Give again, word for word, only the lines from the one containing "Output the text content of this document." through the final line.

Dataset records:
.....

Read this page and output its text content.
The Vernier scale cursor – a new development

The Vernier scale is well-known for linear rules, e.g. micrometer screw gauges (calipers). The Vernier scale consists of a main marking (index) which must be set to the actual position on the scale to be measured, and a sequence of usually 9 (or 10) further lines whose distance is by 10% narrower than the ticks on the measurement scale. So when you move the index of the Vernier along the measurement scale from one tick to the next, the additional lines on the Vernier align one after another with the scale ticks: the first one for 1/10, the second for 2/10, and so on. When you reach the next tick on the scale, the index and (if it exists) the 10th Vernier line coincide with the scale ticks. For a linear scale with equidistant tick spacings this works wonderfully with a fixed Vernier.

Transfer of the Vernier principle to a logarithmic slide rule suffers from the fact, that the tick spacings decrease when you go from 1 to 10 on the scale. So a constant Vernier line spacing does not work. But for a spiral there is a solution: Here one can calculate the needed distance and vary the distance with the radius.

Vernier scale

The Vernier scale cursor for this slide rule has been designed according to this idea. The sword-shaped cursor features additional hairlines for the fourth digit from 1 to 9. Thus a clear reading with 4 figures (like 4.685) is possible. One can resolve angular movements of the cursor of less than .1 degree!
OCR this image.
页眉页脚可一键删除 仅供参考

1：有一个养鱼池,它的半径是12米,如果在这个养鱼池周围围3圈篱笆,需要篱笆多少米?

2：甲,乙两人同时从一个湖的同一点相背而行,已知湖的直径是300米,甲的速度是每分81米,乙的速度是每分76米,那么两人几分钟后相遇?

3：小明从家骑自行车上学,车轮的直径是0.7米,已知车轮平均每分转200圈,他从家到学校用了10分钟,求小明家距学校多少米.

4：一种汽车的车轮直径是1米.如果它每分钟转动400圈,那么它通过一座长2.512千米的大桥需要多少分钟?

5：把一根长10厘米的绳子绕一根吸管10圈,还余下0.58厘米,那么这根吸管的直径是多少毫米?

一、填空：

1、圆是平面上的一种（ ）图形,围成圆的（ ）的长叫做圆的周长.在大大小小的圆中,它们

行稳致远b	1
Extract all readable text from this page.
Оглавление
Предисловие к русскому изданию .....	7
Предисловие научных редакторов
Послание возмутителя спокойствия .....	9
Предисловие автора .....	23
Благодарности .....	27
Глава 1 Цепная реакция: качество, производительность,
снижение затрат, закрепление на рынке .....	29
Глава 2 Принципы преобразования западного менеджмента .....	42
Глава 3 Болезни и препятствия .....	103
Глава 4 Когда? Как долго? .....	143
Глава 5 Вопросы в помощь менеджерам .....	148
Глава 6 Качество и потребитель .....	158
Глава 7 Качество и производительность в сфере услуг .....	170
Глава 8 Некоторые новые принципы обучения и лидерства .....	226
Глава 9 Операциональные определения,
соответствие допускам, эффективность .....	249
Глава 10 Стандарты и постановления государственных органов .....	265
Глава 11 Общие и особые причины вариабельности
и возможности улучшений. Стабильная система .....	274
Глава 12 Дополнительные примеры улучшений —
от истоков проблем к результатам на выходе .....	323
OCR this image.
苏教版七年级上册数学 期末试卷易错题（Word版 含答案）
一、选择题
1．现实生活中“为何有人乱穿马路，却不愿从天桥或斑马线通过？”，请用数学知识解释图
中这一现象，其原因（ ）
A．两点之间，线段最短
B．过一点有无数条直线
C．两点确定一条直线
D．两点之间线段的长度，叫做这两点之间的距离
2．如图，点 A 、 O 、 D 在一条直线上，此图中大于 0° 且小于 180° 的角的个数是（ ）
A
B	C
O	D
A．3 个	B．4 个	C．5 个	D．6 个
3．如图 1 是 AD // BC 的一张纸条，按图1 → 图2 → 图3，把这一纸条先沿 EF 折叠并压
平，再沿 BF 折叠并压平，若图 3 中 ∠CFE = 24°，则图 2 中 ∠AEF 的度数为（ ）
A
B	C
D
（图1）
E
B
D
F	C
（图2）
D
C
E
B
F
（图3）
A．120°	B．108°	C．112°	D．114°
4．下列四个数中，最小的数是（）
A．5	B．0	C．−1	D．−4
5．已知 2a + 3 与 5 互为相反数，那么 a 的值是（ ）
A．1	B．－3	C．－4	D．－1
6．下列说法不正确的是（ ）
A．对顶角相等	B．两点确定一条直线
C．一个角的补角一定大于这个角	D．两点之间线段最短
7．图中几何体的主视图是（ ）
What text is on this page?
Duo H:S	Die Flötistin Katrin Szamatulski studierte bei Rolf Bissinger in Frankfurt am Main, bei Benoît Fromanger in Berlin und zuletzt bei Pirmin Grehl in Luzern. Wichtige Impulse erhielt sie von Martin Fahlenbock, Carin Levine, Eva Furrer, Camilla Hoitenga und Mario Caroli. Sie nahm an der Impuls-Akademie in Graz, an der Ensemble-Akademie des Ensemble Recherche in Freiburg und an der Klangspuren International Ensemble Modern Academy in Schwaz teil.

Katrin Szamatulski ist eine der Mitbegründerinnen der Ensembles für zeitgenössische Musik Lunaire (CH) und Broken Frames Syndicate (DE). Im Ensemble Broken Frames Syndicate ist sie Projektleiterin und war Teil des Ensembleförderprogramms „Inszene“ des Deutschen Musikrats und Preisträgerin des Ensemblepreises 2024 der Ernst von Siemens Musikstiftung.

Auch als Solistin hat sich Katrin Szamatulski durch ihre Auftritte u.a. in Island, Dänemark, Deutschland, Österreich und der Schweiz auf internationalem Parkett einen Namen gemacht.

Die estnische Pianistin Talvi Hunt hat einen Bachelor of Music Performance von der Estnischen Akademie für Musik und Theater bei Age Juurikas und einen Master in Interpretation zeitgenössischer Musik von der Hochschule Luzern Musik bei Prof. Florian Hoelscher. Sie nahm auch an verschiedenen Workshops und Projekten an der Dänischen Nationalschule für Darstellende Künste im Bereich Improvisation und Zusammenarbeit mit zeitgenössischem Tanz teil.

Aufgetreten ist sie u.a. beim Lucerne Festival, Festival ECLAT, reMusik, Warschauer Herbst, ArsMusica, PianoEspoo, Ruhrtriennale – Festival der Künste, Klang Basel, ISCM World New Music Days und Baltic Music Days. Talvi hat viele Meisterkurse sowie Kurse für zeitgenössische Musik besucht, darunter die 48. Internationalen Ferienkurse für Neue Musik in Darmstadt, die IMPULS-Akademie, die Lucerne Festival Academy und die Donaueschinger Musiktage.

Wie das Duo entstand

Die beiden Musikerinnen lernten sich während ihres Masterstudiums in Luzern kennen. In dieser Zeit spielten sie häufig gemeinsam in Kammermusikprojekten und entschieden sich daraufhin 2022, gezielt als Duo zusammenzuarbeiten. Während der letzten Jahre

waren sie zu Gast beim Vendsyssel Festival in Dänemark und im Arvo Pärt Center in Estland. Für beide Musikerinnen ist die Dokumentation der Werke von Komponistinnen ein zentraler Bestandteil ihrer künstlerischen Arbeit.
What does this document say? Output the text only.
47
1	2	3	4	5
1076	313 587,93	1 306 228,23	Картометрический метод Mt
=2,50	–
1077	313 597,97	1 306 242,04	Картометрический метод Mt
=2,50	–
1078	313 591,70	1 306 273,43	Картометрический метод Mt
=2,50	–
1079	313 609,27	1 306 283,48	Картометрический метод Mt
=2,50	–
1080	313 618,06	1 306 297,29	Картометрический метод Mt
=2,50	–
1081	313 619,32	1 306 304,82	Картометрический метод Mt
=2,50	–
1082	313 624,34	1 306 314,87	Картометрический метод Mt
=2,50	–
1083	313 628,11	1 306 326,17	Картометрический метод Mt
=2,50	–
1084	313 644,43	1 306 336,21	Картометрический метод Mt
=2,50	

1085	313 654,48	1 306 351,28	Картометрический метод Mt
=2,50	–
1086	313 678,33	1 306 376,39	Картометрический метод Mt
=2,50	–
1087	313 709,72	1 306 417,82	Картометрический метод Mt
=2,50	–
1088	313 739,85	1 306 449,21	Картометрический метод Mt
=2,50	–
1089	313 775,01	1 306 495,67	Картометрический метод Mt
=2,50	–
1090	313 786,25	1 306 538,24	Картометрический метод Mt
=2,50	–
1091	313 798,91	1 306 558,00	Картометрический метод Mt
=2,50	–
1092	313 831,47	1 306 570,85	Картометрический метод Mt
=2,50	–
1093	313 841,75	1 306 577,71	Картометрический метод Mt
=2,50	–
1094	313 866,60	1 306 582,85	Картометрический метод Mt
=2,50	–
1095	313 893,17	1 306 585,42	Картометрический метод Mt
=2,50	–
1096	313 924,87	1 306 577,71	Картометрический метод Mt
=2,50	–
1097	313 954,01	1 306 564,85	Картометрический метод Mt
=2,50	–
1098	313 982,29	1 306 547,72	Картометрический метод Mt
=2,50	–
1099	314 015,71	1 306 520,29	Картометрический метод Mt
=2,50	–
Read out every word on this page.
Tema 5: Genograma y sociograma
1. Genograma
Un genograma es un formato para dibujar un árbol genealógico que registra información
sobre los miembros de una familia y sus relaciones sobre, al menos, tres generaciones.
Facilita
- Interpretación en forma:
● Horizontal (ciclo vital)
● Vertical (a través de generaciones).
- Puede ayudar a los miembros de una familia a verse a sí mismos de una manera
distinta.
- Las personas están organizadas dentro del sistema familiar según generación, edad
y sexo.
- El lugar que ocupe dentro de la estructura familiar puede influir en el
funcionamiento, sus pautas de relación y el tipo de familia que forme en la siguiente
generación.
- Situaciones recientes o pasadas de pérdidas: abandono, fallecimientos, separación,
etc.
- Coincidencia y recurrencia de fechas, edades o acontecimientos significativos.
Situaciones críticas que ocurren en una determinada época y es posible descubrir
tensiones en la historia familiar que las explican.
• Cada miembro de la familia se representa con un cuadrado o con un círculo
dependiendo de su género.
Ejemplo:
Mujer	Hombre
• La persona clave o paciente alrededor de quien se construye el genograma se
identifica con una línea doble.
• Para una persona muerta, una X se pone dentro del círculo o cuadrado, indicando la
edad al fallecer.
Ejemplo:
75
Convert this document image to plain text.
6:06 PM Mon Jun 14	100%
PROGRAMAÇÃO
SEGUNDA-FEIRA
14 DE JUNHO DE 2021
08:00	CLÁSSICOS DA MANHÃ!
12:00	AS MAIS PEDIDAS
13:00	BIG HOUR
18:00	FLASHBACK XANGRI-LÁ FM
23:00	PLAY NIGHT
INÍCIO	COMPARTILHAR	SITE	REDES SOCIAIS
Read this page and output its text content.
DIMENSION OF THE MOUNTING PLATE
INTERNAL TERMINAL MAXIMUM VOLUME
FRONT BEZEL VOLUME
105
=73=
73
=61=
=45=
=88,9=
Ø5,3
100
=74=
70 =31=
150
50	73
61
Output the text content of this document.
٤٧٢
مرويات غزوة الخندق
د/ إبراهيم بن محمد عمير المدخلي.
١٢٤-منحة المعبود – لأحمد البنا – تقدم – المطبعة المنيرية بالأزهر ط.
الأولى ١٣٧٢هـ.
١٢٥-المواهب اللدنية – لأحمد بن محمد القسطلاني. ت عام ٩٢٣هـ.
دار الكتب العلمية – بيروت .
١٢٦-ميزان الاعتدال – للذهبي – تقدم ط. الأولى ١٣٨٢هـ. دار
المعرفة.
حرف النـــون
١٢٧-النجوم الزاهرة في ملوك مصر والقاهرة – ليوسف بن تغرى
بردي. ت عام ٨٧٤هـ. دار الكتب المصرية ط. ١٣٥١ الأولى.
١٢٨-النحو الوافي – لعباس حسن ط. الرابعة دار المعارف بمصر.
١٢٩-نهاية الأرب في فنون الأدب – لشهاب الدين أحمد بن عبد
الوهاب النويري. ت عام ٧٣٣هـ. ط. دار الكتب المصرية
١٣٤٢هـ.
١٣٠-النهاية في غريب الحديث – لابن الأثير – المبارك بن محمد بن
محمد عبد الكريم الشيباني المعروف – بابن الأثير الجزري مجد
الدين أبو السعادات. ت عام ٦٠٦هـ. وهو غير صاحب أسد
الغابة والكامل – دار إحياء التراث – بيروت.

.....

## FINAL RESULT
Output the text content of this document.
٤٧٢
مرويات غزوة الخندق
د/ إبراهيم بن محمد عمير المدخلي.
١٢٤-منحة المعبود – لأحمد البنا – تقدم – المطبعة المنيرية بالأزهر ط.
الأولى ١٣٧٢هـ.
١٢٥-المواهب اللدنية – لأحمد بن محمد القسطلاني. ت عام ٩٢٣هـ.
دار الكتب العلمية – بيروت .
١٢٦-ميزان الاعتدال – للذهبي – تقدم ط. الأولى ١٣٨٢هـ. دار
المعرفة.
حرف النـــون
١٢٧-النجوم الزاهرة في ملوك مصر والقاهرة – ليوسف بن تغرى
بردي. ت عام ٨٧٤هـ. دار الكتب المصرية ط. ١٣٥١ الأولى.
١٢٨-النحو الوافي – لعباس حسن ط. الرابعة دار المعارف بمصر.
١٢٩-نهاية الأرب في فنون الأدب – لشهاب الدين أحمد بن عبد
الوهاب النويري. ت عام ٧٣٣هـ. ط. دار الكتب المصرية
١٣٤٢هـ.
١٣٠-النهاية في غريب الحديث – لابن الأثير – المبارك بن محمد بن
محمد عبد الكريم الشيباني المعروف – بابن الأثير الجزري مجد
الدين أبو السعادات. ت عام ٦٠٦هـ. وهو غير صاحب أسد
الغابة والكامل – دار إحياء التراث – بيروت.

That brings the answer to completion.